### Goal of the exercise
Transcribe each record below word for word.

◆ ◆ ◆ ◆ ◆ ◆ ◆

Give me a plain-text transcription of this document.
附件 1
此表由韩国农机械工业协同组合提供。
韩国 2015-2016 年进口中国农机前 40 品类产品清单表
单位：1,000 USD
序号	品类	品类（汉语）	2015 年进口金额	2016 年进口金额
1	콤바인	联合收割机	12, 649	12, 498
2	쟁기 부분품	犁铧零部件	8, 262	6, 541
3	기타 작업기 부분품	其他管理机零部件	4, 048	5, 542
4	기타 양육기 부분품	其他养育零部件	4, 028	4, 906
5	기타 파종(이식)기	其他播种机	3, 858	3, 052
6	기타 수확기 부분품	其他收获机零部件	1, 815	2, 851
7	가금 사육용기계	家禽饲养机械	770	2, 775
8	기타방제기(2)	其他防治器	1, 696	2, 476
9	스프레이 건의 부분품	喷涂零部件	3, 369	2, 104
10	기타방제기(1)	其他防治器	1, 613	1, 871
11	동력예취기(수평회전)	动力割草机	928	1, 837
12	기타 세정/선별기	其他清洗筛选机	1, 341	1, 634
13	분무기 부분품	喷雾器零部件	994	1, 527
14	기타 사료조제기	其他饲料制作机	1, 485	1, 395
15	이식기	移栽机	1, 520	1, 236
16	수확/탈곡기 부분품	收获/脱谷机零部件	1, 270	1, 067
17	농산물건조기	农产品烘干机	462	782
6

◆ ◆ ◆ ◆ ◆ ◆ ◆

### Exercise answer
Give me a plain-text transcription of this document.
附件 1
此表由韩国农机械工业协同组合提供。
韩国 2015-2016 年进口中国农机前 40 品类产品清单表
单位：1,000 USD
序号	品类	品类（汉语）	2015 年进口金额	2016 年进口金额
1	콤바인	联合收割机	12, 649	12, 498
2	쟁기 부분품	犁铧零部件	8, 262	6, 541
3	기타 작업기 부분품	其他管理机零部件	4, 048	5, 542
4	기타 양육기 부분품	其他养育零部件	4, 028	4, 906
5	기타 파종(이식)기	其他播种机	3, 858	3, 052
6	기타 수확기 부분품	其他收获机零部件	1, 815	2, 851
7	가금 사육용기계	家禽饲养机械	770	2, 775
8	기타방제기(2)	其他防治器	1, 696	2, 476
9	스프레이 건의 부분품	喷涂零部件	3, 369	2, 104
10	기타방제기(1)	其他防治器	1, 613	1, 871
11	동력예취기(수평회전)	动力割草机	928	1, 837
12	기타 세정/선별기	其他清洗筛选机	1, 341	1, 634
13	분무기 부분품	喷雾器零部件	994	1, 527
14	기타 사료조제기	其他饲料制作机	1, 485	1, 395
15	이식기	移栽机	1, 520	1, 236
16	수확/탈곡기 부분품	收获/脱谷机零部件	1, 270	1, 067
17	농산물건조기	农产品烘干机	462	782
6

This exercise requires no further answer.